SET PROBLEM » Copy out all lines with the word "status" in them.

DATA SHOWN »
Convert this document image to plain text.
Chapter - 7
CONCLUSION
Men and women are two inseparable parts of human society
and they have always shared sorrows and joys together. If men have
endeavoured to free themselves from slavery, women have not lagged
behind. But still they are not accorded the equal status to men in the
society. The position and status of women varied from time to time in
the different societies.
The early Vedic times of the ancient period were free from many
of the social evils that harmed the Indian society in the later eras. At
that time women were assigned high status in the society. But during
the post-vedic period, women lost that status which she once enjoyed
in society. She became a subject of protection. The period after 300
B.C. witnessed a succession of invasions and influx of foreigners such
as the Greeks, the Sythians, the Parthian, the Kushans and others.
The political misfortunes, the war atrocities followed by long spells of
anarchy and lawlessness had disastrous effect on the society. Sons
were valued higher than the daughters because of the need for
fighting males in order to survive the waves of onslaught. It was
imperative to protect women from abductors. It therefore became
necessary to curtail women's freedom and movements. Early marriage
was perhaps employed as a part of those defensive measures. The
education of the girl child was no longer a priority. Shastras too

FINAL ANSWER »
behind. But still they are not accorded the equal status to men in the
society. The position and status of women varied from time to time in
that time women were assigned high status in the society. But during
the post-vedic period, women lost that status which she once enjoyed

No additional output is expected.